▸ STATED PROBLEM:
Select, from the material below, each line with "Warszawskiego" in it.

Data entries:
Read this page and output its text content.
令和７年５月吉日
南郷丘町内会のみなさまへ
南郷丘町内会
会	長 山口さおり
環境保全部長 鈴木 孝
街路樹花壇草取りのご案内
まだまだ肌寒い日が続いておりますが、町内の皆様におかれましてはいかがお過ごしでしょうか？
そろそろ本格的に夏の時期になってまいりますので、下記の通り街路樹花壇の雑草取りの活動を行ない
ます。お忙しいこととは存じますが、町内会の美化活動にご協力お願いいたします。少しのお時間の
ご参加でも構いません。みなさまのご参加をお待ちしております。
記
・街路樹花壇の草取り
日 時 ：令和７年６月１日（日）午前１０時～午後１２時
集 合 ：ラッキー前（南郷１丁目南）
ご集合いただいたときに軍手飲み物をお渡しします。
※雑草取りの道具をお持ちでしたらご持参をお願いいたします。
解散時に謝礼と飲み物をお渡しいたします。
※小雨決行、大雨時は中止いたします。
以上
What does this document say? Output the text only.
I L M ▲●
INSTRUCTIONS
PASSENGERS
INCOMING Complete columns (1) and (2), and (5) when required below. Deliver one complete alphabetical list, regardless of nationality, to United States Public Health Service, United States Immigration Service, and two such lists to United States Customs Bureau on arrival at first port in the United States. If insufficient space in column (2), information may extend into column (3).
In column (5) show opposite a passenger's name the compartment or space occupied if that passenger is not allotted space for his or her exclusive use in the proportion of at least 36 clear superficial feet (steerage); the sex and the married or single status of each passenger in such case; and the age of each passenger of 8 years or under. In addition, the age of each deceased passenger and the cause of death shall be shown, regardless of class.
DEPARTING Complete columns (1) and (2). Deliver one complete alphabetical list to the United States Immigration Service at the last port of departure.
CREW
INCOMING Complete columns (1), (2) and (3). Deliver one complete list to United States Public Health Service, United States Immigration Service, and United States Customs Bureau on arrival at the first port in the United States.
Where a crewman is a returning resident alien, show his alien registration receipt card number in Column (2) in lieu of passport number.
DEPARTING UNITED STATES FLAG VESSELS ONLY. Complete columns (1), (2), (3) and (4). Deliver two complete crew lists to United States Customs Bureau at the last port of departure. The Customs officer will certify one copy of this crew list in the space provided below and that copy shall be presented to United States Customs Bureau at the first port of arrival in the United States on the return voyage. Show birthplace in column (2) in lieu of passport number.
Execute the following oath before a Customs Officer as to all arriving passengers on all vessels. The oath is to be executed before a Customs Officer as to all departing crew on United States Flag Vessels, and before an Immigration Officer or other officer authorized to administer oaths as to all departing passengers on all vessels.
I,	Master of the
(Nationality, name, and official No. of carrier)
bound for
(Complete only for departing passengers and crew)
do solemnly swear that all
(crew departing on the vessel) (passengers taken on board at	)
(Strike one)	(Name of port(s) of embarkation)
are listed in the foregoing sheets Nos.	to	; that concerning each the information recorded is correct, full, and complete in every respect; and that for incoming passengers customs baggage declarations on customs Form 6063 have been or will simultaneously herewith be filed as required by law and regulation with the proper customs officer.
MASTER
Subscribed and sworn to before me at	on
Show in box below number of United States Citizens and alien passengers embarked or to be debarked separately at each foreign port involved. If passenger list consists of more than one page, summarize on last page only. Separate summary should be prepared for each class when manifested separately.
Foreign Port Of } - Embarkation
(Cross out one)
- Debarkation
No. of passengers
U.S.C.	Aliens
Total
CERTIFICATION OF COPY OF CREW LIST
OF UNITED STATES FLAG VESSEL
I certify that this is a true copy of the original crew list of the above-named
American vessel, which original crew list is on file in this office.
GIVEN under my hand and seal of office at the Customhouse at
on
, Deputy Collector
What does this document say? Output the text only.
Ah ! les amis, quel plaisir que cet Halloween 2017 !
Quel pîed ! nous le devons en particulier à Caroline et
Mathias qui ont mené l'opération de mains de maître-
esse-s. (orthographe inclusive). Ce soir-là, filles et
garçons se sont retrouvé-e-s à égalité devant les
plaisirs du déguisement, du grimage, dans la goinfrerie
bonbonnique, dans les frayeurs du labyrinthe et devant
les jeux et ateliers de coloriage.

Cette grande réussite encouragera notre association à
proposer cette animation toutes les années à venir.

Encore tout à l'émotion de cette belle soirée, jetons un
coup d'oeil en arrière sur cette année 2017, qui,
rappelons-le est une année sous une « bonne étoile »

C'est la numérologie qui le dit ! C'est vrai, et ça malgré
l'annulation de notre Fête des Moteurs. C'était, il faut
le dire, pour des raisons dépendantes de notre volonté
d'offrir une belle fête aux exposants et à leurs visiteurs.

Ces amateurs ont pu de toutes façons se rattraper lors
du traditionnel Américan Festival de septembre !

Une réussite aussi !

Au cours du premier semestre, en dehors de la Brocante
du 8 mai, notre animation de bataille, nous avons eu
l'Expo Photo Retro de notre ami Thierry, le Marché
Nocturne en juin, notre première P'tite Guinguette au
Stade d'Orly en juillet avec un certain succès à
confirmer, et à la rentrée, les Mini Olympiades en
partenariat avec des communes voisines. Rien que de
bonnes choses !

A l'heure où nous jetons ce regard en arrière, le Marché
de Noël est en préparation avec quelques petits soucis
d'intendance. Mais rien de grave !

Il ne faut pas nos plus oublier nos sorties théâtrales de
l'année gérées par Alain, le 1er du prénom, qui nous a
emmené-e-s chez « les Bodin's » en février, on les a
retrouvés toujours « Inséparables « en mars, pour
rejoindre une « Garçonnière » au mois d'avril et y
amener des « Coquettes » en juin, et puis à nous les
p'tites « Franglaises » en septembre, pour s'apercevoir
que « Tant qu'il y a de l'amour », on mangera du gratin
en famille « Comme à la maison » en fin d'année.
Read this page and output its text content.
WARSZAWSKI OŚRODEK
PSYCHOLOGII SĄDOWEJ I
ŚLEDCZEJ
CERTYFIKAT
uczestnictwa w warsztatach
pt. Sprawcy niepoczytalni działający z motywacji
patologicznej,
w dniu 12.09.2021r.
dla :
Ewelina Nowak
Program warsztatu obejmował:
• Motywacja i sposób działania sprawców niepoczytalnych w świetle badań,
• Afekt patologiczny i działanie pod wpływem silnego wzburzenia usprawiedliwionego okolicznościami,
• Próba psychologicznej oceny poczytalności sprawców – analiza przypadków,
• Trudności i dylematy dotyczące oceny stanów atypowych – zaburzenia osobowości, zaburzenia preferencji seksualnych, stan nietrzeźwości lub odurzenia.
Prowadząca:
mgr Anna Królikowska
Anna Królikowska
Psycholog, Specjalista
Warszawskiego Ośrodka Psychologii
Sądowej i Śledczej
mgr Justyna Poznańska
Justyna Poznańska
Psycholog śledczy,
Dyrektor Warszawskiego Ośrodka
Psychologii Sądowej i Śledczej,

▸ THE ANSWER:
Warszawskiego Ośrodka Psychologii
Dyrektor Warszawskiego Ośrodka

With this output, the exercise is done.